> Instructions to follow
Every line below is to be quoted exactly, with nothing added or dropped.

Collection entries
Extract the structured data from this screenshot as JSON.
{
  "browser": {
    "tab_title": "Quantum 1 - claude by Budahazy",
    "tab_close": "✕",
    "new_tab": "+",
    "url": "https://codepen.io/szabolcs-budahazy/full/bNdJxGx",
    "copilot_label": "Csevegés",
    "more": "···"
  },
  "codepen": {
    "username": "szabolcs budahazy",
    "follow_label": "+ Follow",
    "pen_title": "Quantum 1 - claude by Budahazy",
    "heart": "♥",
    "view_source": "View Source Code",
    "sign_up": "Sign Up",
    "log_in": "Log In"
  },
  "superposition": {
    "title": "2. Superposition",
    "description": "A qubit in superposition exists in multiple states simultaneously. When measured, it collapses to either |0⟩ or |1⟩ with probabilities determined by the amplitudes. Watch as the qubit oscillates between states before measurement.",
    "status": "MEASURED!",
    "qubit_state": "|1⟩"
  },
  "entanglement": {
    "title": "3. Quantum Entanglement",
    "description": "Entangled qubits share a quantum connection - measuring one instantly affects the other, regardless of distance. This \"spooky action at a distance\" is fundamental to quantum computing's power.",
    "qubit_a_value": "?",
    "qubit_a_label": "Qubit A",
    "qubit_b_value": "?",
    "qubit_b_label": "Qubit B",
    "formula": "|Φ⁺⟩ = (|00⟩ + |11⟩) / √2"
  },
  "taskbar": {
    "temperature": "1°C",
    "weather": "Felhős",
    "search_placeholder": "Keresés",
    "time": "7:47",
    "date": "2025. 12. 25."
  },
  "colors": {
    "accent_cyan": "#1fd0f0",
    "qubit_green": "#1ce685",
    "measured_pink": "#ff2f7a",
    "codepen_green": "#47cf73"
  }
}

> Output below
Extract the structured data from this screenshot as JSON.
{
  "browser": {
    "tab_title": "Quantum 1 - claude by Budahazy",
    "tab_close": "✕",
    "new_tab": "+",
    "url": "https://codepen.io/szabolcs-budahazy/full/bNdJxGx",
    "copilot_label": "Csevegés",
    "more": "···"
  },
  "codepen": {
    "username": "szabolcs budahazy",
    "follow_label": "+ Follow",
    "pen_title": "Quantum 1 - claude by Budahazy",
    "heart": "♥",
    "view_source": "View Source Code",
    "sign_up": "Sign Up",
    "log_in": "Log In"
  },
  "superposition": {
    "title": "2. Superposition",
    "description": "A qubit in superposition exists in multiple states simultaneously. When measured, it collapses to either |0⟩ or |1⟩ with probabilities determined by the amplitudes. Watch as the qubit oscillates between states before measurement.",
    "status": "MEASURED!",
    "qubit_state": "|1⟩"
  },
  "entanglement": {
    "title": "3. Quantum Entanglement",
    "description": "Entangled qubits share a quantum connection - measuring one instantly affects the other, regardless of distance. This \"spooky action at a distance\" is fundamental to quantum computing's power.",
    "qubit_a_value": "?",
    "qubit_a_label": "Qubit A",
    "qubit_b_value": "?",
    "qubit_b_label": "Qubit B",
    "formula": "|Φ⁺⟩ = (|00⟩ + |11⟩) / √2"
  },
  "taskbar": {
    "temperature": "1°C",
    "weather": "Felhős",
    "search_placeholder": "Keresés",
    "time": "7:47",
    "date": "2025. 12. 25."
  },
  "colors": {
    "accent_cyan": "#1fd0f0",
    "qubit_green": "#1ce685",
    "measured_pink": "#ff2f7a",
    "codepen_green": "#47cf73"
  }
}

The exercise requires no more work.